From the listing below, pull each line that includes "source".
***** WORKING DATA *****
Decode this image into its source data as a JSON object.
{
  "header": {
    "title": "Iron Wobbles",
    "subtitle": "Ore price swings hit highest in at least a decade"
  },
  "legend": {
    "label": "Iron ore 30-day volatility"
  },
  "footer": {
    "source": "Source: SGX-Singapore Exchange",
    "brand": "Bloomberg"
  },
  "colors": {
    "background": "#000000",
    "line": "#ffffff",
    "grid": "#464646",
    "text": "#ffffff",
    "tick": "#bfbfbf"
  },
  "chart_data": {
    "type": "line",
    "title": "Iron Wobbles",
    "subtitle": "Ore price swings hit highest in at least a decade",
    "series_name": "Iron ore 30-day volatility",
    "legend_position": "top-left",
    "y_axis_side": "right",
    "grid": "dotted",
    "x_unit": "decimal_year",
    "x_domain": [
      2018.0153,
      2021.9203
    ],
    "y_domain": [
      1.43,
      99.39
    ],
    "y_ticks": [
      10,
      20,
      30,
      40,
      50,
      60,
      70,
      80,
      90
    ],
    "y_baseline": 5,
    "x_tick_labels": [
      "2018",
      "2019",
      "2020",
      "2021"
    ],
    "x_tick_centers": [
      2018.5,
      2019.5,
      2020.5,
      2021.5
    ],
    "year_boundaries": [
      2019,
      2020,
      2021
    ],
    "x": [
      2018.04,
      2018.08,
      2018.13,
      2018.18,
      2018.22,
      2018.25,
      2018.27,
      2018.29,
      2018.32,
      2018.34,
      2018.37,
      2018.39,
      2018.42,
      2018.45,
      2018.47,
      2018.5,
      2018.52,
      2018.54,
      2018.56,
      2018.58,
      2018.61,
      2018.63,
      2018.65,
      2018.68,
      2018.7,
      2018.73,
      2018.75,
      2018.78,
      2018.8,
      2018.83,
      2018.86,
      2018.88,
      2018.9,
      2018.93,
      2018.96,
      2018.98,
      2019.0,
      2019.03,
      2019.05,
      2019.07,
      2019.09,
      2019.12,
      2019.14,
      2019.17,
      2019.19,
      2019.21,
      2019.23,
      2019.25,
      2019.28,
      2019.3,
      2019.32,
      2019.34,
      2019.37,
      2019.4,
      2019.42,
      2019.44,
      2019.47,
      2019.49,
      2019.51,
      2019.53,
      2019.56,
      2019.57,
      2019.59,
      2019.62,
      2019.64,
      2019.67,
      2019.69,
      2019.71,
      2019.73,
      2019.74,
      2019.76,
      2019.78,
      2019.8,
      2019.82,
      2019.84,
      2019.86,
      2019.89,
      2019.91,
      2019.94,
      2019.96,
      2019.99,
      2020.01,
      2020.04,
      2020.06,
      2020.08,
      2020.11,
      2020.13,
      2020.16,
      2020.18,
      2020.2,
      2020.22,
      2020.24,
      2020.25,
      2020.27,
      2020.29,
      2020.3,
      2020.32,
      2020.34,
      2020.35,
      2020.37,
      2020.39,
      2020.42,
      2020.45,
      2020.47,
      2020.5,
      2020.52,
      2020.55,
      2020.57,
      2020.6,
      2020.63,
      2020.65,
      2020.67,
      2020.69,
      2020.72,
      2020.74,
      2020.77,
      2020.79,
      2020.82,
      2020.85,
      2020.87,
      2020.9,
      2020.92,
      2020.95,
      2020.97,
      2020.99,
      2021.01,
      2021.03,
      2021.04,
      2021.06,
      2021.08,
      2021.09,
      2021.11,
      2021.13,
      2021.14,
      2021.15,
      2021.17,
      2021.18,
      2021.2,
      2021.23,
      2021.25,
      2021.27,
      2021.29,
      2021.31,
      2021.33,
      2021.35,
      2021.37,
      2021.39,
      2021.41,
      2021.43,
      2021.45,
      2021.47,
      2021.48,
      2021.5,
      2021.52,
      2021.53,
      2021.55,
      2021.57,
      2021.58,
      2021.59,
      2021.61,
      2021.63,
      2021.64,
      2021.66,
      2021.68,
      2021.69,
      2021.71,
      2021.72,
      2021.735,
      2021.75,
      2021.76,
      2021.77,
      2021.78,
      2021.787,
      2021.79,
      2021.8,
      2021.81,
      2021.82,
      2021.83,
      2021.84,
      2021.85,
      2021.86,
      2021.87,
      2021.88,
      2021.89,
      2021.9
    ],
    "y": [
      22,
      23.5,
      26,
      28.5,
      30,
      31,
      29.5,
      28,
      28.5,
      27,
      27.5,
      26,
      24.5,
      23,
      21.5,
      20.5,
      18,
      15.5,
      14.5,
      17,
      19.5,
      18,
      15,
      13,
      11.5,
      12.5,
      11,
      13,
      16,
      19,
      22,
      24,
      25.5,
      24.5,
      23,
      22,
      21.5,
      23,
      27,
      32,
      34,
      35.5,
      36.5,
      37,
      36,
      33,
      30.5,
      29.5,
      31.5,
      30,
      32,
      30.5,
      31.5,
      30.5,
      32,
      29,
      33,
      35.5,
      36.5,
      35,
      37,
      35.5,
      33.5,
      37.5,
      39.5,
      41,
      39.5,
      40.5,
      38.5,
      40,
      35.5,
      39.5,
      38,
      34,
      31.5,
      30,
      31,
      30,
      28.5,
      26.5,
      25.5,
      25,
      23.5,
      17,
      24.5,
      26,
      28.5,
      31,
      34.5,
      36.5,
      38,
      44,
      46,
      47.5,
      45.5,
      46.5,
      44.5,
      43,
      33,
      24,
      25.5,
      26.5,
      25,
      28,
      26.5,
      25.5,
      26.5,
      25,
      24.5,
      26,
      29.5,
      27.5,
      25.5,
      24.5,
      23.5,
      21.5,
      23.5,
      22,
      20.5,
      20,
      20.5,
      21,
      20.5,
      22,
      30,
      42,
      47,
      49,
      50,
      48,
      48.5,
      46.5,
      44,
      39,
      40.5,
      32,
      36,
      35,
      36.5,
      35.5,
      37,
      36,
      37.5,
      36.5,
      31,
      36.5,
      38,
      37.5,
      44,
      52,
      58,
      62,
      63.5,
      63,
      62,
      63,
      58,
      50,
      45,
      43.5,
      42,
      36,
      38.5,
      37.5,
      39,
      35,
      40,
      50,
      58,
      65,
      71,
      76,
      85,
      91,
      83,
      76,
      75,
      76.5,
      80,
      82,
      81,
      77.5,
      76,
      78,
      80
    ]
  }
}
*****
■ SOLUTION TO THIS PROBLEM:
Decode this image into its source data as a JSON object.
    "source": "Source: SGX-Singapore Exchange",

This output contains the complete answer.